### TASK:
Search the records for the word "screenshot" and report each line that has it.

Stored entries
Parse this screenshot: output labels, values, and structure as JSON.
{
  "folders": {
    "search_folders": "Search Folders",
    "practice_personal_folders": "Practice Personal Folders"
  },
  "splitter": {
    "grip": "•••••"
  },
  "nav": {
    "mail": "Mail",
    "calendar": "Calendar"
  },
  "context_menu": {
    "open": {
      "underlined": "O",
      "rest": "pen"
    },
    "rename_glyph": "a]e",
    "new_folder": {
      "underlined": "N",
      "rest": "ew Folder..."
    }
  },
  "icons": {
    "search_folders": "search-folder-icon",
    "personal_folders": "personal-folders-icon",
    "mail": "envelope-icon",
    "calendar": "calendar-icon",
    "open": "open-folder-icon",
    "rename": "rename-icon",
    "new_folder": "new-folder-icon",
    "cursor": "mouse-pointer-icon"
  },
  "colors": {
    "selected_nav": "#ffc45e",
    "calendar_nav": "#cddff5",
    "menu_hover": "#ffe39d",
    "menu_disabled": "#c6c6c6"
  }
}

---

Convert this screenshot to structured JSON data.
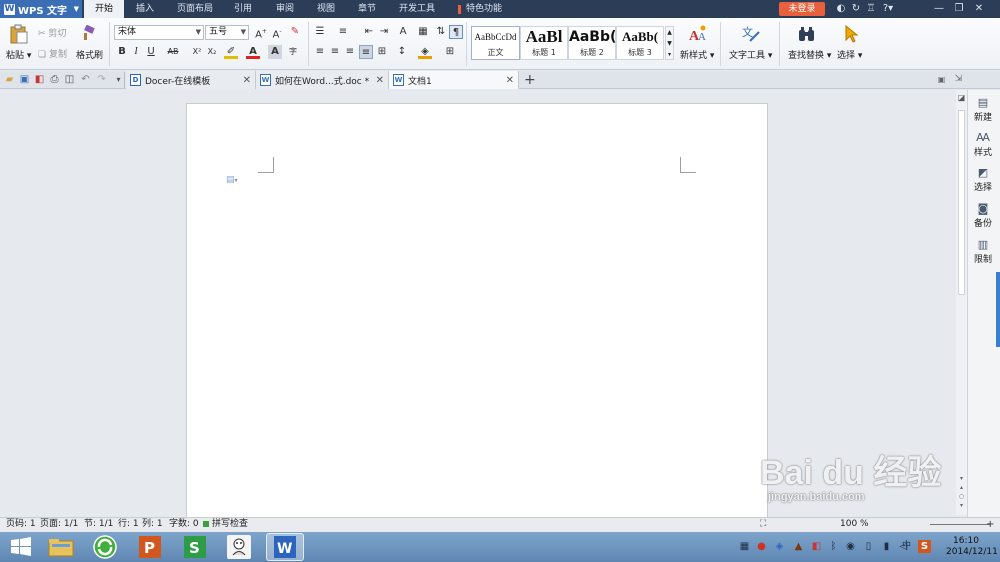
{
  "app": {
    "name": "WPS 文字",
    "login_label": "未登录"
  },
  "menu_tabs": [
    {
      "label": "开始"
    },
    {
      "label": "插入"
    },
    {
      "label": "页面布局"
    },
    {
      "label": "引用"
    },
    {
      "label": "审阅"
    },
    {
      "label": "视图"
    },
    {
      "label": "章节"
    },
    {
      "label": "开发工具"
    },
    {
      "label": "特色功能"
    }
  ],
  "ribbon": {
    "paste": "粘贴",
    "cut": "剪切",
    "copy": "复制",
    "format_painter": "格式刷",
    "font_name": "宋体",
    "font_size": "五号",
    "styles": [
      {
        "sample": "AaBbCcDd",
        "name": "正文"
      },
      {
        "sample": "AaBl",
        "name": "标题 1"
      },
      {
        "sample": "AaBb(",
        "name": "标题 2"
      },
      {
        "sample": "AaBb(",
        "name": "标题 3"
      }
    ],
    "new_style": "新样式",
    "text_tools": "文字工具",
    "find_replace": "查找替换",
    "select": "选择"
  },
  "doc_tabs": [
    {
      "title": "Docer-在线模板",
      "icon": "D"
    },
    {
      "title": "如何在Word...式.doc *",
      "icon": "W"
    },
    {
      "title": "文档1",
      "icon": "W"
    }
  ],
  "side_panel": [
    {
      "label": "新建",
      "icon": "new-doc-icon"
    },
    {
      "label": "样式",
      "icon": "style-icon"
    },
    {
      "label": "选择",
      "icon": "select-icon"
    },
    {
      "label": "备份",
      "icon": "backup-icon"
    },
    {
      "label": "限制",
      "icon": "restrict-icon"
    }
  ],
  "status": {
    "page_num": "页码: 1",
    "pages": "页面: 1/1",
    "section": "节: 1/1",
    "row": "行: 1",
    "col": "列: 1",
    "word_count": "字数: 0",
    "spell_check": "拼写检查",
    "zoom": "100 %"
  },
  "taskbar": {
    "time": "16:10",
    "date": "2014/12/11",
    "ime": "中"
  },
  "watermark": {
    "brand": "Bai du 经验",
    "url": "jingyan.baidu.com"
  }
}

...

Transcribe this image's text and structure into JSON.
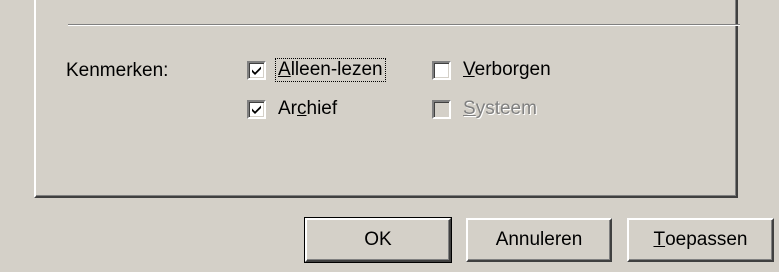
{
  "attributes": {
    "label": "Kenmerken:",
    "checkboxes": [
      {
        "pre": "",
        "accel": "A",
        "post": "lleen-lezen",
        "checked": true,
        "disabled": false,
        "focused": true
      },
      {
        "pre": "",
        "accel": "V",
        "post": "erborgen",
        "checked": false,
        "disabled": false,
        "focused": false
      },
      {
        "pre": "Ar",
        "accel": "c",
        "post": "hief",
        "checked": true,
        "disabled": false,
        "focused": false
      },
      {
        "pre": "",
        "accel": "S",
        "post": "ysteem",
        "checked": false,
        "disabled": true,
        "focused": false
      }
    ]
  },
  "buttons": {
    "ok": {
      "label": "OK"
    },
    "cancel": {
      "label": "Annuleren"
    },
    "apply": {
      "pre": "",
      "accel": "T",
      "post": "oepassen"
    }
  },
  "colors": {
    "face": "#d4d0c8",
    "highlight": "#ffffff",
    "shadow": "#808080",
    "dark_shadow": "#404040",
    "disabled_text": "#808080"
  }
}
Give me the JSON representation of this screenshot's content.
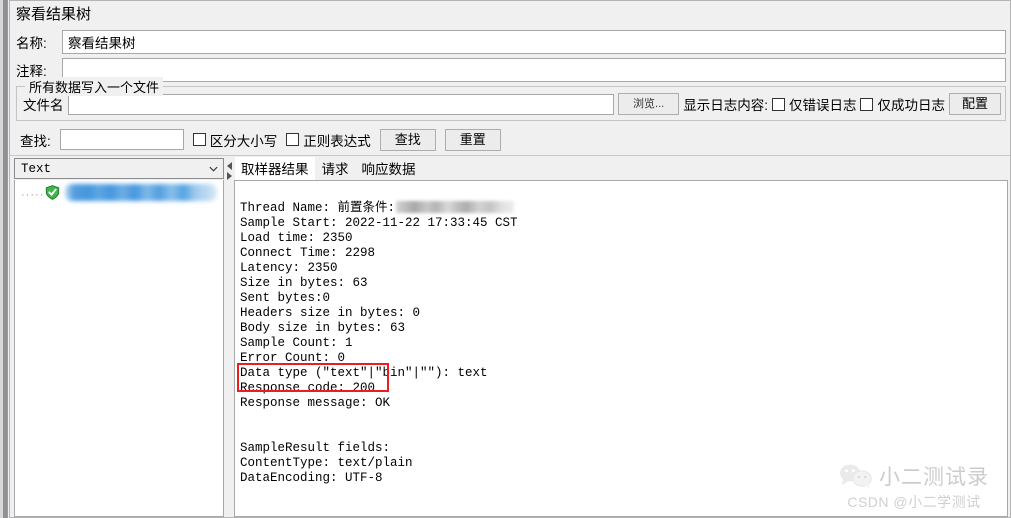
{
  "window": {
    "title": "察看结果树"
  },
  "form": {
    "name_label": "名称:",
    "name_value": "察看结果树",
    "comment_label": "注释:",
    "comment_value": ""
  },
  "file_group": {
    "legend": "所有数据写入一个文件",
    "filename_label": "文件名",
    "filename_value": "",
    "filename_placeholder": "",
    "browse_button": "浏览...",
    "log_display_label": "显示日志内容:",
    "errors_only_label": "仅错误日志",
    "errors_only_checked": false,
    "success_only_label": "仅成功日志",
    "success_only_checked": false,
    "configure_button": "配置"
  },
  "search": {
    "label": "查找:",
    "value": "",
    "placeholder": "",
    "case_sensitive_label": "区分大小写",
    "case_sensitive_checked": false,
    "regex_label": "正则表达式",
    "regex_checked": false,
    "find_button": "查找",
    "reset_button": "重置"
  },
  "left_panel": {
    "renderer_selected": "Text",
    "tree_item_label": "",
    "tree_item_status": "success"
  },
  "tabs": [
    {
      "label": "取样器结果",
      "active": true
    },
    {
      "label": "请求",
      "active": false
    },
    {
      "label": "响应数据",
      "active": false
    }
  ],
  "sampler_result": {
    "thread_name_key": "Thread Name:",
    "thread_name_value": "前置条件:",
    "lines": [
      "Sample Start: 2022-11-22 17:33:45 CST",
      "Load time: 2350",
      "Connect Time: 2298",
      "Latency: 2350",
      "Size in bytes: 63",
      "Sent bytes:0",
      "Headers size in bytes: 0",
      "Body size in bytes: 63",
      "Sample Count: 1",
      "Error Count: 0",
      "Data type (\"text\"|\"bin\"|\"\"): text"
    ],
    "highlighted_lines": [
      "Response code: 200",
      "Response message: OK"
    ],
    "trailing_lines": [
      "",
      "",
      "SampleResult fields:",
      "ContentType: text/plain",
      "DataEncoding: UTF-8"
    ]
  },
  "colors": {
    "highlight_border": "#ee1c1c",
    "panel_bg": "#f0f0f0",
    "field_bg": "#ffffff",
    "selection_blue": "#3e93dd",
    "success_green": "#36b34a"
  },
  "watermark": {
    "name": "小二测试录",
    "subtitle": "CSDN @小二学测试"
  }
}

### RESPONSE TO THE EXERCISE:
Parse this screenshot: output labels, values, and structure as JSON.
Convert this screenshot to structured JSON data.
Give me the JSON representation of this screenshot's content.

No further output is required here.